Collect every line in the records below that contains the word "EfectoConsciencia".

Stored data:
──────────

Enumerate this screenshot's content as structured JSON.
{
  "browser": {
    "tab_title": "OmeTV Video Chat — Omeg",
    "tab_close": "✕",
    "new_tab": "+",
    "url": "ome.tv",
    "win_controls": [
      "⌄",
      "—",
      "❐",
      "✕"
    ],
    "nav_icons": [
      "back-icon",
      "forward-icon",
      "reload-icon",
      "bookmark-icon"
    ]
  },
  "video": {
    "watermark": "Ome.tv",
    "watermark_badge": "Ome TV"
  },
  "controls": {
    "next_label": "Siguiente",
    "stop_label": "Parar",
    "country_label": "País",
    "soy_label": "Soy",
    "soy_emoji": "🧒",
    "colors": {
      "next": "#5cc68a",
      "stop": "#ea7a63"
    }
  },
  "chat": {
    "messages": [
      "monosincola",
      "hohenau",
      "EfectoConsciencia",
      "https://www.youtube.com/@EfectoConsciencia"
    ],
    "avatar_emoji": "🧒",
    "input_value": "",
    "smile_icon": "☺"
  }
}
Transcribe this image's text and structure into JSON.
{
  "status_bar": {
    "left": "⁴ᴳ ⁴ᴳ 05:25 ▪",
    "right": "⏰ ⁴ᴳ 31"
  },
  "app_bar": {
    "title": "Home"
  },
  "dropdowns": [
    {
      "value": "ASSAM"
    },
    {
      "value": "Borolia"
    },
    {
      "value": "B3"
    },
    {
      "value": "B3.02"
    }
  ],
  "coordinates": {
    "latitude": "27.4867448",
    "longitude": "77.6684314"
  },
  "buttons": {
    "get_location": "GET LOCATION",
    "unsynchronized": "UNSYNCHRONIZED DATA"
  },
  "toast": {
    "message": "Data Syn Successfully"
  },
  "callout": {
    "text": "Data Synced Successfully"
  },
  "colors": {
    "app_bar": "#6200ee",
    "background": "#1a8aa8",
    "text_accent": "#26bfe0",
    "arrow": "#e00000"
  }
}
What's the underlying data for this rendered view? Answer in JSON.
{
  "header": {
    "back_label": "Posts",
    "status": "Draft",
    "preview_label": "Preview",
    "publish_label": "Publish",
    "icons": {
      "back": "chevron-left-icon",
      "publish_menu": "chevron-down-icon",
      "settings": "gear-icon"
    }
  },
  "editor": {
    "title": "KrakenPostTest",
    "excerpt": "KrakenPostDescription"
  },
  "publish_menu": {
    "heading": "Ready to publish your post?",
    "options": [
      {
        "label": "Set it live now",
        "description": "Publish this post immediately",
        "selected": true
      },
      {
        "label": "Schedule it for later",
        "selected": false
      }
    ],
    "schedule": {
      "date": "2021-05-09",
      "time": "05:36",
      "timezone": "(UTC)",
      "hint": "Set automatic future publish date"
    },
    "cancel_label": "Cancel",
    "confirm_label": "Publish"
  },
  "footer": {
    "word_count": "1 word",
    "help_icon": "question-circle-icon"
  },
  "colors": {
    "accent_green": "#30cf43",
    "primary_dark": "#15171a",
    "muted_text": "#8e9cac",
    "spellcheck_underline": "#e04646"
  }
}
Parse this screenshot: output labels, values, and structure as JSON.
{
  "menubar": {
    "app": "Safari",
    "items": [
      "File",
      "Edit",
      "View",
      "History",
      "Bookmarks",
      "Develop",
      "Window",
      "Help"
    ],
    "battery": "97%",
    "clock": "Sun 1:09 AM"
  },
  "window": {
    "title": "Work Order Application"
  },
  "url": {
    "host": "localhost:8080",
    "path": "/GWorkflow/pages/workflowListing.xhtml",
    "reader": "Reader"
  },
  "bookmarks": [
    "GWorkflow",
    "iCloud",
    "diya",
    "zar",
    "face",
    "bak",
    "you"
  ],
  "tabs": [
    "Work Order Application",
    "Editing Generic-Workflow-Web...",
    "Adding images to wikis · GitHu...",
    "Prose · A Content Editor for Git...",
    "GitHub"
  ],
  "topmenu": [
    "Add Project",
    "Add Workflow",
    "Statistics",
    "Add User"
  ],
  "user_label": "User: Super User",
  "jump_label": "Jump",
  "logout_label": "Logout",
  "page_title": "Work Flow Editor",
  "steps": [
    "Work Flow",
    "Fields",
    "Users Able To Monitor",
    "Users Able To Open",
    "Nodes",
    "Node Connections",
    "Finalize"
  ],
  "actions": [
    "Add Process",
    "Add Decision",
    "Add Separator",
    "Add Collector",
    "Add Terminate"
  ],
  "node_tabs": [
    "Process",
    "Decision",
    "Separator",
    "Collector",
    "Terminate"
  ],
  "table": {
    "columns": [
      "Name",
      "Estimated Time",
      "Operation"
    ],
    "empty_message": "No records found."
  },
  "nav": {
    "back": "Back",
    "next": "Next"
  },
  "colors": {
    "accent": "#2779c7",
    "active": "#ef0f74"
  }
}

──────────

▶ [ANSWER TO THIS PROBLEM]
      "EfectoConsciencia",
      "https://www.youtube.com/@EfectoConsciencia"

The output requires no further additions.